TASK BRIEF
Identify all lines of the data containing the string "Mpox" and copy them.

DATA SECTION

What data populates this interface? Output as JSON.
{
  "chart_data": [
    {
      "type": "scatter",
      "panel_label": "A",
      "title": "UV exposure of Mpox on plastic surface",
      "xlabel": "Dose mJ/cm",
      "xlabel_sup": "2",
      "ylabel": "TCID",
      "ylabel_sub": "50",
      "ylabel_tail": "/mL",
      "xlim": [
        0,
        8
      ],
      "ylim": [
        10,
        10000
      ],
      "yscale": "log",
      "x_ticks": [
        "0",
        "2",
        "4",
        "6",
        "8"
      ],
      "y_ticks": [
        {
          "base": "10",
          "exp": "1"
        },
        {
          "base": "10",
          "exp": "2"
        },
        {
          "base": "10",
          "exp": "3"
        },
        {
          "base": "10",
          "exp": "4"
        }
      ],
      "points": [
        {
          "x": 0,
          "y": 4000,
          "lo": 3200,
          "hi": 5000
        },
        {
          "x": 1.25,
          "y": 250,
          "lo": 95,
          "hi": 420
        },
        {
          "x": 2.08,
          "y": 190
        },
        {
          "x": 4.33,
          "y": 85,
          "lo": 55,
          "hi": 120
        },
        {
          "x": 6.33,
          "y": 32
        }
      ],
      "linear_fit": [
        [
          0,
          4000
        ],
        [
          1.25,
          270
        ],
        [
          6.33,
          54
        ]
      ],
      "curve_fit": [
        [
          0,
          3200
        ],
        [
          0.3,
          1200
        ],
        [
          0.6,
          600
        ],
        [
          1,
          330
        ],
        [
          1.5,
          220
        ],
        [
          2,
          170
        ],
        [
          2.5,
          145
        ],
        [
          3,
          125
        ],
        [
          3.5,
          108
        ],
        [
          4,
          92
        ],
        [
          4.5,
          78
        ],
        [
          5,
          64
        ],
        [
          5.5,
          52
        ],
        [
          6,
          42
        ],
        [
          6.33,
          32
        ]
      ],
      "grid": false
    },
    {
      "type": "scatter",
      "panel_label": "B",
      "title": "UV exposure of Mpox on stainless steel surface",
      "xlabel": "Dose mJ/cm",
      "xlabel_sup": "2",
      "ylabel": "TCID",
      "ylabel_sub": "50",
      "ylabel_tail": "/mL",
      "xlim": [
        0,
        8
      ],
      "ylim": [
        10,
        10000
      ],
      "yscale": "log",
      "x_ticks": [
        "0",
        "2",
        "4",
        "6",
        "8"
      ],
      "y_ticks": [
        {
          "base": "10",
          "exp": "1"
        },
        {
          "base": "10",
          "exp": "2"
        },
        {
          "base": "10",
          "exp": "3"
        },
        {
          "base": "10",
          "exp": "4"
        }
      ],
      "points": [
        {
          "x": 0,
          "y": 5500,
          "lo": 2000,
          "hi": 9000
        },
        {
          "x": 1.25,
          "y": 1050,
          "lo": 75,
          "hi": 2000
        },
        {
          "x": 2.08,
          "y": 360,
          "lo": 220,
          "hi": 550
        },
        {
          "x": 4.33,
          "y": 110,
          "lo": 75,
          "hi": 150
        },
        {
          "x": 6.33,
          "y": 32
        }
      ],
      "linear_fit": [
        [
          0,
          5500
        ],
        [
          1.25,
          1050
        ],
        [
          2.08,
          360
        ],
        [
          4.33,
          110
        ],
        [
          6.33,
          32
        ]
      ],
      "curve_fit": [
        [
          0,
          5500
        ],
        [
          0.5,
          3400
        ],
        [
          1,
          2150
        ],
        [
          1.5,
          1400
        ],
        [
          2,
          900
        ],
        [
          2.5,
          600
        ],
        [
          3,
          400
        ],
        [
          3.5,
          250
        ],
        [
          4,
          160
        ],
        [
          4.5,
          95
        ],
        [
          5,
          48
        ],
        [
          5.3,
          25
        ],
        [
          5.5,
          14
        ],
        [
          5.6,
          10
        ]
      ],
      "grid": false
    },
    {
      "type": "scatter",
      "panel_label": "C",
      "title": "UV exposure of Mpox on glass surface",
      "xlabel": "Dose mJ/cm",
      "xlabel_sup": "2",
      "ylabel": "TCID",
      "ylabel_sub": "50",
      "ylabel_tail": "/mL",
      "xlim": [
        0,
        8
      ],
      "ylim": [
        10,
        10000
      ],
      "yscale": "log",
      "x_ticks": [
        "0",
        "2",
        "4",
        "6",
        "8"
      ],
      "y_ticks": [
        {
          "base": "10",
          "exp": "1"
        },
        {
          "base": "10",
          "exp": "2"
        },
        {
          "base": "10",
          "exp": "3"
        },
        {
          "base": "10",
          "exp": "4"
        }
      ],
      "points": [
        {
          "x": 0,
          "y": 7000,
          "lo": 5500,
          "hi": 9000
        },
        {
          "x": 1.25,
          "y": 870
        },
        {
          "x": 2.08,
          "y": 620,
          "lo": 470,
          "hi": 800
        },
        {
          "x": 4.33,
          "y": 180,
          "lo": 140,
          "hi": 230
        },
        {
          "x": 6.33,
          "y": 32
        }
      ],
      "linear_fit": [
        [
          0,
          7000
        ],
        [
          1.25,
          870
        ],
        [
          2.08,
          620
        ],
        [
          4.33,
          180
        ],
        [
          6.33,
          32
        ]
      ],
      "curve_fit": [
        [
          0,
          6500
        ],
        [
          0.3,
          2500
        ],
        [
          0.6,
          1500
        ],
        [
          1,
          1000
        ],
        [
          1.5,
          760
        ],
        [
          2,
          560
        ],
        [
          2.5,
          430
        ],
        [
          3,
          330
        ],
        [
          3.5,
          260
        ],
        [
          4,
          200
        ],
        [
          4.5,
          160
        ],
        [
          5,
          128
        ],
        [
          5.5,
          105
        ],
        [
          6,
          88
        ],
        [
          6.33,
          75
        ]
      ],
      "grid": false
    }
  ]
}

REPLY
      "title": "UV exposure of Mpox on plastic surface",
      "title": "UV exposure of Mpox on stainless steel surface",
      "title": "UV exposure of Mpox on glass surface",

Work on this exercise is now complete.